» TASK PROMPT
Repeat the listing word for word. No pictures belong in the copy.

» MATERIAL TO PROCESS
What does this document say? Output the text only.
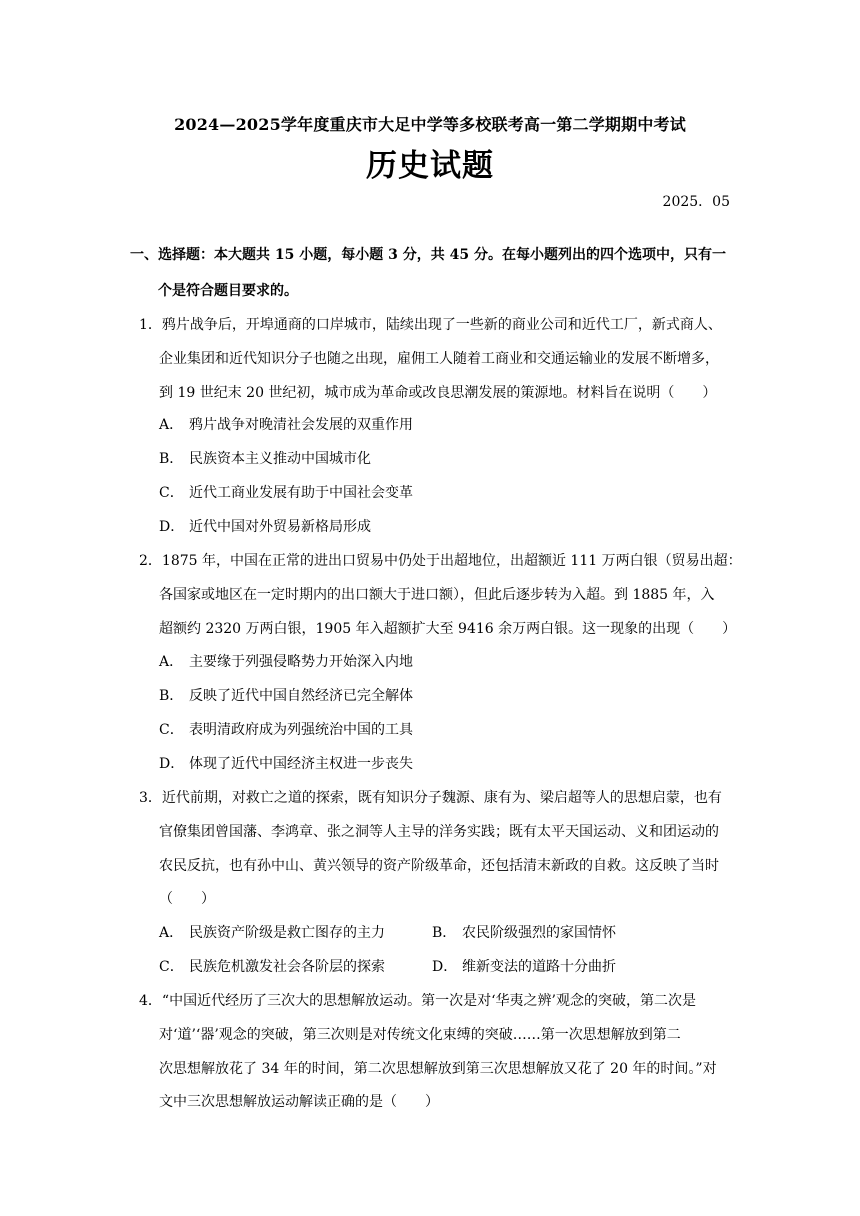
2024—2025学年度重庆市大足中学等多校联考高一第二学期期中考试
历史试题
2025．05
一、选择题：本大题共 15 小题，每小题 3 分，共 45 分。在每小题列出的四个选项中，只有一
个是符合题目要求的。
1．鸦片战争后，开埠通商的口岸城市，陆续出现了一些新的商业公司和近代工厂，新式商人、
企业集团和近代知识分子也随之出现，雇佣工人随着工商业和交通运输业的发展不断增多，
到 19 世纪末 20 世纪初，城市成为革命或改良思潮发展的策源地。材料旨在说明（　　）
A． 鸦片战争对晚清社会发展的双重作用
B． 民族资本主义推动中国城市化
C． 近代工商业发展有助于中国社会变革
D． 近代中国对外贸易新格局形成
2．1875 年，中国在正常的进出口贸易中仍处于出超地位，出超额近 111 万两白银（贸易出超：
各国家或地区在一定时期内的出口额大于进口额），但此后逐步转为入超。到 1885 年，入
超额约 2320 万两白银，1905 年入超额扩大至 9416 余万两白银。这一现象的出现（　　）
A． 主要缘于列强侵略势力开始深入内地
B． 反映了近代中国自然经济已完全解体
C． 表明清政府成为列强统治中国的工具
D． 体现了近代中国经济主权进一步丧失
3．近代前期，对救亡之道的探索，既有知识分子魏源、康有为、梁启超等人的思想启蒙，也有
官僚集团曾国藩、李鸿章、张之洞等人主导的洋务实践；既有太平天国运动、义和团运动的
农民反抗，也有孙中山、黄兴领导的资产阶级革命，还包括清末新政的自救。这反映了当时
（　　）
A． 民族资产阶级是救亡图存的主力	B． 农民阶级强烈的家国情怀
C． 民族危机激发社会各阶层的探索	D． 维新变法的道路十分曲折
4．“中国近代经历了三次大的思想解放运动。第一次是对‘华夷之辨’观念的突破，第二次是
对‘道’‘器’观念的突破，第三次则是对传统文化束缚的突破……第一次思想解放到第二
次思想解放花了 34 年的时间，第二次思想解放到第三次思想解放又花了 20 年的时间。”对
文中三次思想解放运动解读正确的是（　　）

» SOLUTION TO THIS EXERCISE
What does this document say? Output the text only.
2024—2025学年度重庆市大足中学等多校联考高一第二学期期中考试
历史试题
2025．05
一、选择题：本大题共 15 小题，每小题 3 分，共 45 分。在每小题列出的四个选项中，只有一
个是符合题目要求的。
1．鸦片战争后，开埠通商的口岸城市，陆续出现了一些新的商业公司和近代工厂，新式商人、
企业集团和近代知识分子也随之出现，雇佣工人随着工商业和交通运输业的发展不断增多，
到 19 世纪末 20 世纪初，城市成为革命或改良思潮发展的策源地。材料旨在说明（　　）
A． 鸦片战争对晚清社会发展的双重作用
B． 民族资本主义推动中国城市化
C． 近代工商业发展有助于中国社会变革
D． 近代中国对外贸易新格局形成
2．1875 年，中国在正常的进出口贸易中仍处于出超地位，出超额近 111 万两白银（贸易出超：
各国家或地区在一定时期内的出口额大于进口额），但此后逐步转为入超。到 1885 年，入
超额约 2320 万两白银，1905 年入超额扩大至 9416 余万两白银。这一现象的出现（　　）
A． 主要缘于列强侵略势力开始深入内地
B． 反映了近代中国自然经济已完全解体
C． 表明清政府成为列强统治中国的工具
D． 体现了近代中国经济主权进一步丧失
3．近代前期，对救亡之道的探索，既有知识分子魏源、康有为、梁启超等人的思想启蒙，也有
官僚集团曾国藩、李鸿章、张之洞等人主导的洋务实践；既有太平天国运动、义和团运动的
农民反抗，也有孙中山、黄兴领导的资产阶级革命，还包括清末新政的自救。这反映了当时
（　　）
A． 民族资产阶级是救亡图存的主力	B． 农民阶级强烈的家国情怀
C． 民族危机激发社会各阶层的探索	D． 维新变法的道路十分曲折
4．“中国近代经历了三次大的思想解放运动。第一次是对‘华夷之辨’观念的突破，第二次是
对‘道’‘器’观念的突破，第三次则是对传统文化束缚的突破……第一次思想解放到第二
次思想解放花了 34 年的时间，第二次思想解放到第三次思想解放又花了 20 年的时间。”对
文中三次思想解放运动解读正确的是（　　）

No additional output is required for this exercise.